## Task to complete
Retype all of the data exactly as given.

-------- Listed entries --------

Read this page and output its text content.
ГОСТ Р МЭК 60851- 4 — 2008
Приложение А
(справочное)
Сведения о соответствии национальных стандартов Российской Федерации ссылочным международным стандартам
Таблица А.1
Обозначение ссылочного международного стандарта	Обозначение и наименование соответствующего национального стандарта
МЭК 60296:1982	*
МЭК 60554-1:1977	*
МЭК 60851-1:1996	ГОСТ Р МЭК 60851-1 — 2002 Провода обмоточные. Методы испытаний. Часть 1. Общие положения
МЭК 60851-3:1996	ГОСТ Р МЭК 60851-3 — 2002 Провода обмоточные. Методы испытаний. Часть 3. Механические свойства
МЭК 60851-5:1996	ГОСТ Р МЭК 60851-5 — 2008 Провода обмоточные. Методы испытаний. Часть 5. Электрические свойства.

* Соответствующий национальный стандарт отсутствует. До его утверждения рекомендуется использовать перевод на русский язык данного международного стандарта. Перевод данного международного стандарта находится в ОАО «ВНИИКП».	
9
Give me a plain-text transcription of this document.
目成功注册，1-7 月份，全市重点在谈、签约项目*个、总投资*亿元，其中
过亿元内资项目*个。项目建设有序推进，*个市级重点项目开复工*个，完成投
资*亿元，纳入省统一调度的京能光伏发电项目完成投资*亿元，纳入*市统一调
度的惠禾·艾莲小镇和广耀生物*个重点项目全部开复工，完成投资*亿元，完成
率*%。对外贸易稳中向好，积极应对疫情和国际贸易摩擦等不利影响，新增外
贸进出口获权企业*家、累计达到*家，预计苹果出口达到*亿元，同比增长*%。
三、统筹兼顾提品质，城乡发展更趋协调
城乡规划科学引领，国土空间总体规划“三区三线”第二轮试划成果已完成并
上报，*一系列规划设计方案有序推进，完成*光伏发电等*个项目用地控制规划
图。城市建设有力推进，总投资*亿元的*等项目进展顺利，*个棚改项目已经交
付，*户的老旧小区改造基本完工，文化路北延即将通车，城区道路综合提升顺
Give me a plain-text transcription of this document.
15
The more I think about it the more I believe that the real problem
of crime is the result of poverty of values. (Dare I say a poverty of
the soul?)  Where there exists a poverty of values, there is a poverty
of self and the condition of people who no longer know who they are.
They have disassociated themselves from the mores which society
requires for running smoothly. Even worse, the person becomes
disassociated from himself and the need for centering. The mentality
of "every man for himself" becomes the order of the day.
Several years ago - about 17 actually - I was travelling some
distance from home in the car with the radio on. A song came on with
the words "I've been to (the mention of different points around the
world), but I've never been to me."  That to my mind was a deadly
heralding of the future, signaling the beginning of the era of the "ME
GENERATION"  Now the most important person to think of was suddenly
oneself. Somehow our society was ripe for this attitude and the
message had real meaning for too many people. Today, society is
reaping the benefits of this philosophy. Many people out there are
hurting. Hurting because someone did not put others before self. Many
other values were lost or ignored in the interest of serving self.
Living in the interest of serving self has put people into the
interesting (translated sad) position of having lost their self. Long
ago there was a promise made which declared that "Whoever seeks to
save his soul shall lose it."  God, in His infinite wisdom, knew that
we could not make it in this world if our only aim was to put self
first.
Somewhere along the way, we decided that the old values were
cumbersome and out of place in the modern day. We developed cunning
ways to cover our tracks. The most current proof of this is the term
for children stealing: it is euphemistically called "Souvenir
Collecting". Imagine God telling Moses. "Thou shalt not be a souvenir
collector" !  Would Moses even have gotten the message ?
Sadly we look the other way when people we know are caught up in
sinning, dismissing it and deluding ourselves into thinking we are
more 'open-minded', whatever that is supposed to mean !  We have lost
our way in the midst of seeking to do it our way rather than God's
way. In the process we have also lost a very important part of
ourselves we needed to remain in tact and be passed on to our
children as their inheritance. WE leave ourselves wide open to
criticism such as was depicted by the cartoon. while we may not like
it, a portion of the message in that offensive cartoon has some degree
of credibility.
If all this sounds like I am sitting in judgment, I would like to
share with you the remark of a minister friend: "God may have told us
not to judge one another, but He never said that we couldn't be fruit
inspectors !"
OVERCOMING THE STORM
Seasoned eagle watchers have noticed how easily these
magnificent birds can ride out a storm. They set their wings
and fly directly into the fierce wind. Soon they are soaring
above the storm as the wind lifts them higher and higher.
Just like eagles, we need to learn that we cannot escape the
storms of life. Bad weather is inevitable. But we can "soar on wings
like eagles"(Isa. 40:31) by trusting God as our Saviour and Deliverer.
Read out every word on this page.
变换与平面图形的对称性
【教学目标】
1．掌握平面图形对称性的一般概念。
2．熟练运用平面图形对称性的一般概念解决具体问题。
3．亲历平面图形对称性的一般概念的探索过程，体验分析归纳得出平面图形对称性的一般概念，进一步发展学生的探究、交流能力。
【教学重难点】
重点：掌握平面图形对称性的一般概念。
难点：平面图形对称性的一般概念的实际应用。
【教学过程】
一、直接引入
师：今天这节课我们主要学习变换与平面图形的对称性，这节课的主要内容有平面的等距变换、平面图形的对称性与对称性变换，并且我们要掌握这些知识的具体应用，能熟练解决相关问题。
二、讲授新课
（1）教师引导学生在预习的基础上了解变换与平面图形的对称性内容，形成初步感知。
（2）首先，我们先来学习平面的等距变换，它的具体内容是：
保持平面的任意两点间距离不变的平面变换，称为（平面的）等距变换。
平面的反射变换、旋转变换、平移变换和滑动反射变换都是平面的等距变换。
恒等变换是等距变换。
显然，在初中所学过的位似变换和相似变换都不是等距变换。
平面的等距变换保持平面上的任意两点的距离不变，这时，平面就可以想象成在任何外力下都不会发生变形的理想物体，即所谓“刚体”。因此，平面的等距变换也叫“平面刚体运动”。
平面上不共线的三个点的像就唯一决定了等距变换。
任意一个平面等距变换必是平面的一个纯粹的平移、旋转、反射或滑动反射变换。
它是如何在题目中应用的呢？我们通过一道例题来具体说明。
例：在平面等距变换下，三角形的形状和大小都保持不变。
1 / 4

--------

## Solution to the problem
Read this page and output its text content.
ГОСТ Р МЭК 60851- 4 — 2008
Приложение А
(справочное)
Сведения о соответствии национальных стандартов Российской Федерации ссылочным международным стандартам
Таблица А.1
Обозначение ссылочного международного стандарта	Обозначение и наименование соответствующего национального стандарта
МЭК 60296:1982	*
МЭК 60554-1:1977	*
МЭК 60851-1:1996	ГОСТ Р МЭК 60851-1 — 2002 Провода обмоточные. Методы испытаний. Часть 1. Общие положения
МЭК 60851-3:1996	ГОСТ Р МЭК 60851-3 — 2002 Провода обмоточные. Методы испытаний. Часть 3. Механические свойства
МЭК 60851-5:1996	ГОСТ Р МЭК 60851-5 — 2008 Провода обмоточные. Методы испытаний. Часть 5. Электрические свойства.

* Соответствующий национальный стандарт отсутствует. До его утверждения рекомендуется использовать перевод на русский язык данного международного стандарта. Перевод данного международного стандарта находится в ОАО «ВНИИКП».	
9
Give me a plain-text transcription of this document.
目成功注册，1-7 月份，全市重点在谈、签约项目*个、总投资*亿元，其中
过亿元内资项目*个。项目建设有序推进，*个市级重点项目开复工*个，完成投
资*亿元，纳入省统一调度的京能光伏发电项目完成投资*亿元，纳入*市统一调
度的惠禾·艾莲小镇和广耀生物*个重点项目全部开复工，完成投资*亿元，完成
率*%。对外贸易稳中向好，积极应对疫情和国际贸易摩擦等不利影响，新增外
贸进出口获权企业*家、累计达到*家，预计苹果出口达到*亿元，同比增长*%。
三、统筹兼顾提品质，城乡发展更趋协调
城乡规划科学引领，国土空间总体规划“三区三线”第二轮试划成果已完成并
上报，*一系列规划设计方案有序推进，完成*光伏发电等*个项目用地控制规划
图。城市建设有力推进，总投资*亿元的*等项目进展顺利，*个棚改项目已经交
付，*户的老旧小区改造基本完工，文化路北延即将通车，城区道路综合提升顺
Give me a plain-text transcription of this document.
15
The more I think about it the more I believe that the real problem
of crime is the result of poverty of values. (Dare I say a poverty of
the soul?)  Where there exists a poverty of values, there is a poverty
of self and the condition of people who no longer know who they are.
They have disassociated themselves from the mores which society
requires for running smoothly. Even worse, the person becomes
disassociated from himself and the need for centering. The mentality
of "every man for himself" becomes the order of the day.
Several years ago - about 17 actually - I was travelling some
distance from home in the car with the radio on. A song came on with
the words "I've been to (the mention of different points around the
world), but I've never been to me."  That to my mind was a deadly
heralding of the future, signaling the beginning of the era of the "ME
GENERATION"  Now the most important person to think of was suddenly
oneself. Somehow our society was ripe for this attitude and the
message had real meaning for too many people. Today, society is
reaping the benefits of this philosophy. Many people out there are
hurting. Hurting because someone did not put others before self. Many
other values were lost or ignored in the interest of serving self.
Living in the interest of serving self has put people into the
interesting (translated sad) position of having lost their self. Long
ago there was a promise made which declared that "Whoever seeks to
save his soul shall lose it."  God, in His infinite wisdom, knew that
we could not make it in this world if our only aim was to put self
first.
Somewhere along the way, we decided that the old values were
cumbersome and out of place in the modern day. We developed cunning
ways to cover our tracks. The most current proof of this is the term
for children stealing: it is euphemistically called "Souvenir
Collecting". Imagine God telling Moses. "Thou shalt not be a souvenir
collector" !  Would Moses even have gotten the message ?
Sadly we look the other way when people we know are caught up in
sinning, dismissing it and deluding ourselves into thinking we are
more 'open-minded', whatever that is supposed to mean !  We have lost
our way in the midst of seeking to do it our way rather than God's
way. In the process we have also lost a very important part of
ourselves we needed to remain in tact and be passed on to our
children as their inheritance. WE leave ourselves wide open to
criticism such as was depicted by the cartoon. while we may not like
it, a portion of the message in that offensive cartoon has some degree
of credibility.
If all this sounds like I am sitting in judgment, I would like to
share with you the remark of a minister friend: "God may have told us
not to judge one another, but He never said that we couldn't be fruit
inspectors !"
OVERCOMING THE STORM
Seasoned eagle watchers have noticed how easily these
magnificent birds can ride out a storm. They set their wings
and fly directly into the fierce wind. Soon they are soaring
above the storm as the wind lifts them higher and higher.
Just like eagles, we need to learn that we cannot escape the
storms of life. Bad weather is inevitable. But we can "soar on wings
like eagles"(Isa. 40:31) by trusting God as our Saviour and Deliverer.
Read out every word on this page.
变换与平面图形的对称性
【教学目标】
1．掌握平面图形对称性的一般概念。
2．熟练运用平面图形对称性的一般概念解决具体问题。
3．亲历平面图形对称性的一般概念的探索过程，体验分析归纳得出平面图形对称性的一般概念，进一步发展学生的探究、交流能力。
【教学重难点】
重点：掌握平面图形对称性的一般概念。
难点：平面图形对称性的一般概念的实际应用。
【教学过程】
一、直接引入
师：今天这节课我们主要学习变换与平面图形的对称性，这节课的主要内容有平面的等距变换、平面图形的对称性与对称性变换，并且我们要掌握这些知识的具体应用，能熟练解决相关问题。
二、讲授新课
（1）教师引导学生在预习的基础上了解变换与平面图形的对称性内容，形成初步感知。
（2）首先，我们先来学习平面的等距变换，它的具体内容是：
保持平面的任意两点间距离不变的平面变换，称为（平面的）等距变换。
平面的反射变换、旋转变换、平移变换和滑动反射变换都是平面的等距变换。
恒等变换是等距变换。
显然，在初中所学过的位似变换和相似变换都不是等距变换。
平面的等距变换保持平面上的任意两点的距离不变，这时，平面就可以想象成在任何外力下都不会发生变形的理想物体，即所谓“刚体”。因此，平面的等距变换也叫“平面刚体运动”。
平面上不共线的三个点的像就唯一决定了等距变换。
任意一个平面等距变换必是平面的一个纯粹的平移、旋转、反射或滑动反射变换。
它是如何在题目中应用的呢？我们通过一道例题来具体说明。
例：在平面等距变换下，三角形的形状和大小都保持不变。
1 / 4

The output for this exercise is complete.